**EXERCISE GOAL:** Each line of the listing that contains the word "make" is to be copied.

** start of RECORD LIST **

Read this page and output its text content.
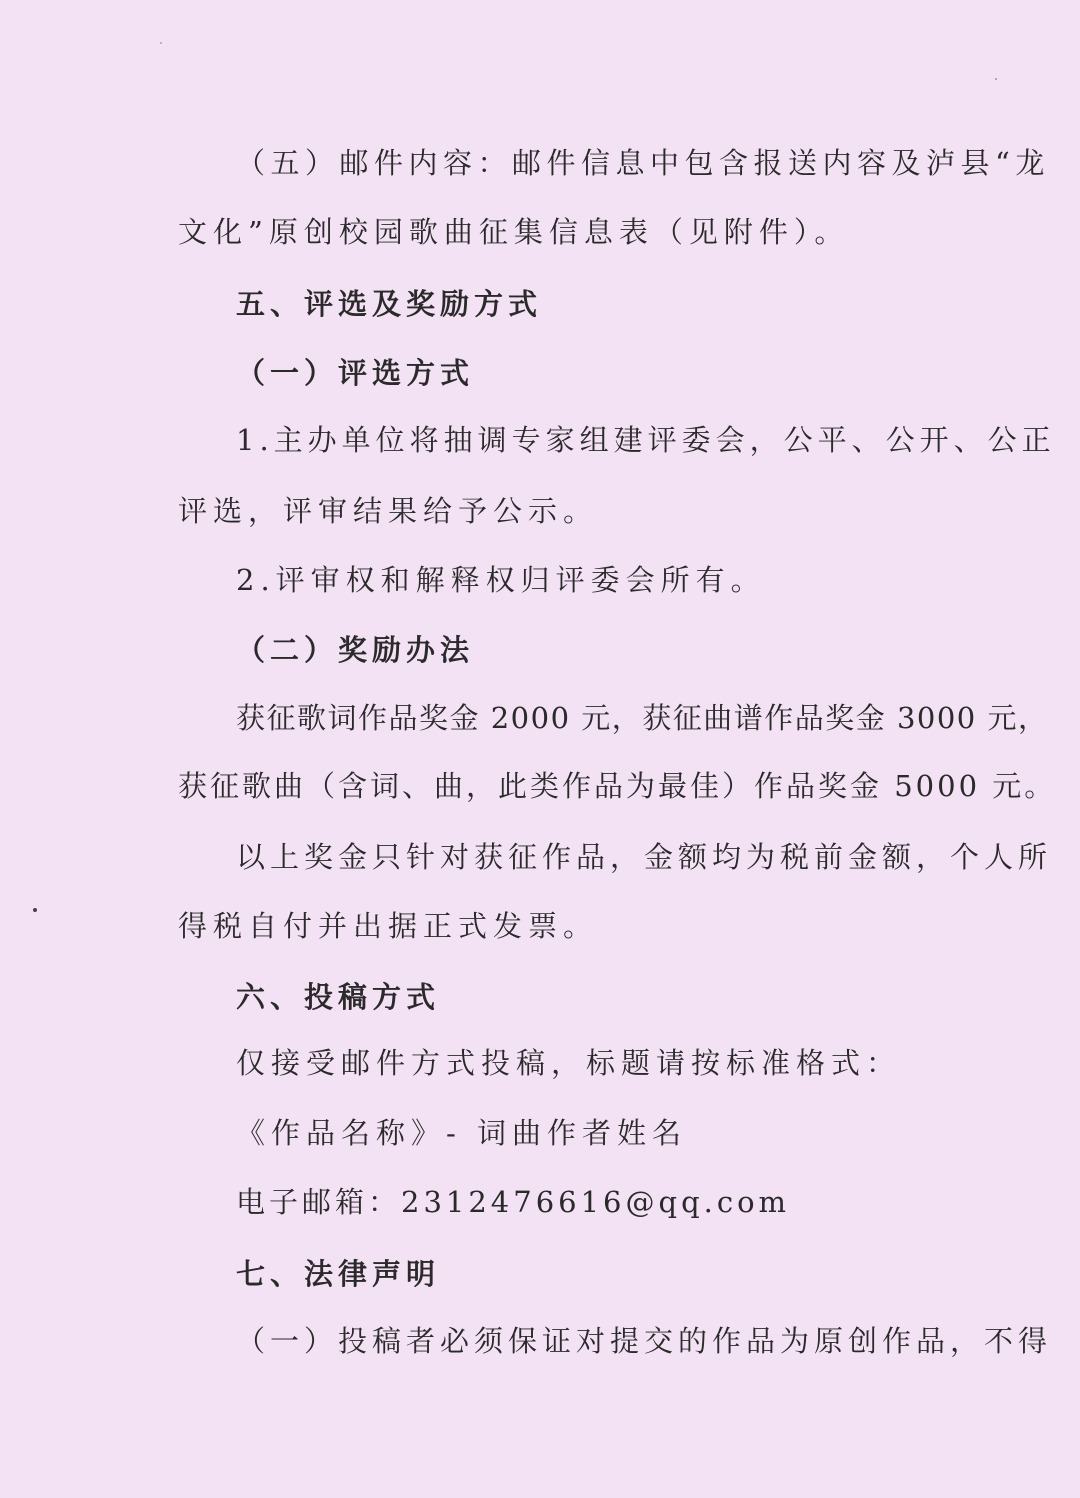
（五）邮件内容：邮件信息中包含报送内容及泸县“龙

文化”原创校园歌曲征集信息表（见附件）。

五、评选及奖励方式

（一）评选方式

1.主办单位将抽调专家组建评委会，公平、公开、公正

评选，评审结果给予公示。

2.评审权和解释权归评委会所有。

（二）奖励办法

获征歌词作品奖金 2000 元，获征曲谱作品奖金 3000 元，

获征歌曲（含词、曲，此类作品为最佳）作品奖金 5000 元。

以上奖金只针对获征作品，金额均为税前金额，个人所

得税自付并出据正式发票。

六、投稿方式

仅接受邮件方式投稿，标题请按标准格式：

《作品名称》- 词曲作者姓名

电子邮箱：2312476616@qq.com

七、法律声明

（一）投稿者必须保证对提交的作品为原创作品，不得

** end of RECORD LIST **
** start of RECORD LIST **

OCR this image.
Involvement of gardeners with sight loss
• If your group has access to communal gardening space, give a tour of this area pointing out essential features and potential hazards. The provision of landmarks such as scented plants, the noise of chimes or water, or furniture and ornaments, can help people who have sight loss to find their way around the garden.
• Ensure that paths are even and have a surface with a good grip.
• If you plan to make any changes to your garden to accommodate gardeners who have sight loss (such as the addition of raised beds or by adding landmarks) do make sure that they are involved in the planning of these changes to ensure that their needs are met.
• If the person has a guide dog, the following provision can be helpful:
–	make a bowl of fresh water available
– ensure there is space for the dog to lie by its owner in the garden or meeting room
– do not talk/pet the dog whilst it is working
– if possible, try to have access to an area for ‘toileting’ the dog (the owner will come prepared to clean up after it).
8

** end of RECORD LIST **

**RESULT OF THE TASK:**
• If you plan to make any changes to your garden to accommodate gardeners who have sight loss (such as the addition of raised beds or by adding landmarks) do make sure that they are involved in the planning of these changes to ensure that their needs are met.
–	make a bowl of fresh water available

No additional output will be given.